Problem details -> Every record should be written out exactly, please.

The records ->
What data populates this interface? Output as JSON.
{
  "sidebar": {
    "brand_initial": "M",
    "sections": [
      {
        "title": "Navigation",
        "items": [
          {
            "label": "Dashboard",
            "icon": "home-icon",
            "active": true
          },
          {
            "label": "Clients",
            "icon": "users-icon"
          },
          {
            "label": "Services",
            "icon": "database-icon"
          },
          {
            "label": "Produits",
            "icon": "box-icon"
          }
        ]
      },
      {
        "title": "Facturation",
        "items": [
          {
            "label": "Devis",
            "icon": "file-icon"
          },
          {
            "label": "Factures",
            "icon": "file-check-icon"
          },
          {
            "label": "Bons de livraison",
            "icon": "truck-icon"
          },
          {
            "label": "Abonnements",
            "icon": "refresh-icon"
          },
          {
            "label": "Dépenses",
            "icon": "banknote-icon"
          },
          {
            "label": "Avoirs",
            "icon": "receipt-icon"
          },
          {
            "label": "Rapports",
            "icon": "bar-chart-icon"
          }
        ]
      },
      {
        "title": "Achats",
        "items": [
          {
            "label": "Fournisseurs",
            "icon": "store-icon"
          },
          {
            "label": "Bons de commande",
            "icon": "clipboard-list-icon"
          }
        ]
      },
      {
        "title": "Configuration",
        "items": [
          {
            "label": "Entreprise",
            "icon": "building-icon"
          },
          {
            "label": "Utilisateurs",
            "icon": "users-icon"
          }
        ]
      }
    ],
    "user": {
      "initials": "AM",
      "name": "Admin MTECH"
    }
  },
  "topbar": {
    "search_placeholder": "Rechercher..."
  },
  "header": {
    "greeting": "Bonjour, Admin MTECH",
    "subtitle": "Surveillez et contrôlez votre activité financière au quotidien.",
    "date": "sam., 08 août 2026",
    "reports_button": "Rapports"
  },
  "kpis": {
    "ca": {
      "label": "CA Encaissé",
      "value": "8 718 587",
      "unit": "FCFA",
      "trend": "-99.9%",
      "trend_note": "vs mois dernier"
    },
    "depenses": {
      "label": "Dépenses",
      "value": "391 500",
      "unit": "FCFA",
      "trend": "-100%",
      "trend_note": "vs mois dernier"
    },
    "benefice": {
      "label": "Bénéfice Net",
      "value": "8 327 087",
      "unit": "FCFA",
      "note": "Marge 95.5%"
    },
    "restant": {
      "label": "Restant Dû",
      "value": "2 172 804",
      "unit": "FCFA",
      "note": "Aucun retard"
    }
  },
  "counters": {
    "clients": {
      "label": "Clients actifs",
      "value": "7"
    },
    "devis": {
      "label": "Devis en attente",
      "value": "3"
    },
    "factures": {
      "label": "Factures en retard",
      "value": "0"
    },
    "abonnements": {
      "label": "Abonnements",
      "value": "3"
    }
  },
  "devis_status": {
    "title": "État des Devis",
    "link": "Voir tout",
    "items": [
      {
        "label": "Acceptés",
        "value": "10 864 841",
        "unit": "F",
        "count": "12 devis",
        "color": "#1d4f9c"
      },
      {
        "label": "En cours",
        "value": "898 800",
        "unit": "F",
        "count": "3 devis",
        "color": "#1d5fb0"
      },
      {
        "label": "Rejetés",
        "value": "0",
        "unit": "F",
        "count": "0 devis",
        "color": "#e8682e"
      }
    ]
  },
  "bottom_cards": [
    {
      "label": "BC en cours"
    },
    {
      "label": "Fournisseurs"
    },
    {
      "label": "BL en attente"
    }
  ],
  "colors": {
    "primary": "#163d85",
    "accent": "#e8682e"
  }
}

Result of this exercise ->
What data populates this interface? Output as JSON.
{
  "sidebar": {
    "brand_initial": "M",
    "sections": [
      {
        "title": "Navigation",
        "items": [
          {
            "label": "Dashboard",
            "icon": "home-icon",
            "active": true
          },
          {
            "label": "Clients",
            "icon": "users-icon"
          },
          {
            "label": "Services",
            "icon": "database-icon"
          },
          {
            "label": "Produits",
            "icon": "box-icon"
          }
        ]
      },
      {
        "title": "Facturation",
        "items": [
          {
            "label": "Devis",
            "icon": "file-icon"
          },
          {
            "label": "Factures",
            "icon": "file-check-icon"
          },
          {
            "label": "Bons de livraison",
            "icon": "truck-icon"
          },
          {
            "label": "Abonnements",
            "icon": "refresh-icon"
          },
          {
            "label": "Dépenses",
            "icon": "banknote-icon"
          },
          {
            "label": "Avoirs",
            "icon": "receipt-icon"
          },
          {
            "label": "Rapports",
            "icon": "bar-chart-icon"
          }
        ]
      },
      {
        "title": "Achats",
        "items": [
          {
            "label": "Fournisseurs",
            "icon": "store-icon"
          },
          {
            "label": "Bons de commande",
            "icon": "clipboard-list-icon"
          }
        ]
      },
      {
        "title": "Configuration",
        "items": [
          {
            "label": "Entreprise",
            "icon": "building-icon"
          },
          {
            "label": "Utilisateurs",
            "icon": "users-icon"
          }
        ]
      }
    ],
    "user": {
      "initials": "AM",
      "name": "Admin MTECH"
    }
  },
  "topbar": {
    "search_placeholder": "Rechercher..."
  },
  "header": {
    "greeting": "Bonjour, Admin MTECH",
    "subtitle": "Surveillez et contrôlez votre activité financière au quotidien.",
    "date": "sam., 08 août 2026",
    "reports_button": "Rapports"
  },
  "kpis": {
    "ca": {
      "label": "CA Encaissé",
      "value": "8 718 587",
      "unit": "FCFA",
      "trend": "-99.9%",
      "trend_note": "vs mois dernier"
    },
    "depenses": {
      "label": "Dépenses",
      "value": "391 500",
      "unit": "FCFA",
      "trend": "-100%",
      "trend_note": "vs mois dernier"
    },
    "benefice": {
      "label": "Bénéfice Net",
      "value": "8 327 087",
      "unit": "FCFA",
      "note": "Marge 95.5%"
    },
    "restant": {
      "label": "Restant Dû",
      "value": "2 172 804",
      "unit": "FCFA",
      "note": "Aucun retard"
    }
  },
  "counters": {
    "clients": {
      "label": "Clients actifs",
      "value": "7"
    },
    "devis": {
      "label": "Devis en attente",
      "value": "3"
    },
    "factures": {
      "label": "Factures en retard",
      "value": "0"
    },
    "abonnements": {
      "label": "Abonnements",
      "value": "3"
    }
  },
  "devis_status": {
    "title": "État des Devis",
    "link": "Voir tout",
    "items": [
      {
        "label": "Acceptés",
        "value": "10 864 841",
        "unit": "F",
        "count": "12 devis",
        "color": "#1d4f9c"
      },
      {
        "label": "En cours",
        "value": "898 800",
        "unit": "F",
        "count": "3 devis",
        "color": "#1d5fb0"
      },
      {
        "label": "Rejetés",
        "value": "0",
        "unit": "F",
        "count": "0 devis",
        "color": "#e8682e"
      }
    ]
  },
  "bottom_cards": [
    {
      "label": "BC en cours"
    },
    {
      "label": "Fournisseurs"
    },
    {
      "label": "BL en attente"
    }
  ],
  "colors": {
    "primary": "#163d85",
    "accent": "#e8682e"
  }
}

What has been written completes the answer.